* [TASK] Separate out the lines that hold "nFlags".

[begin DATASET EXCERPTS]

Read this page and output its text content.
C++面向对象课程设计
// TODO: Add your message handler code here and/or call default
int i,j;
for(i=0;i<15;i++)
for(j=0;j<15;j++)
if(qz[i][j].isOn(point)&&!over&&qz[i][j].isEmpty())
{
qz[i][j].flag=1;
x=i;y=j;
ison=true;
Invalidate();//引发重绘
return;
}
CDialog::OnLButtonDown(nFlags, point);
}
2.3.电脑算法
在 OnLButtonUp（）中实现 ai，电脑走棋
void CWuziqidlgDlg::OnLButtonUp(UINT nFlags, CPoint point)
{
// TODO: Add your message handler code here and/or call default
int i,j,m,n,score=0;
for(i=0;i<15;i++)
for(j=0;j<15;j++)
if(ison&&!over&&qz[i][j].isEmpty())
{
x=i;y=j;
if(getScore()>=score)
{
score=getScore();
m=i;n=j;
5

[end DATASET EXCERPTS]

* [SOLUTION TO THIS EXERCISE]
CDialog::OnLButtonDown(nFlags, point);
void CWuziqidlgDlg::OnLButtonUp(UINT nFlags, CPoint point)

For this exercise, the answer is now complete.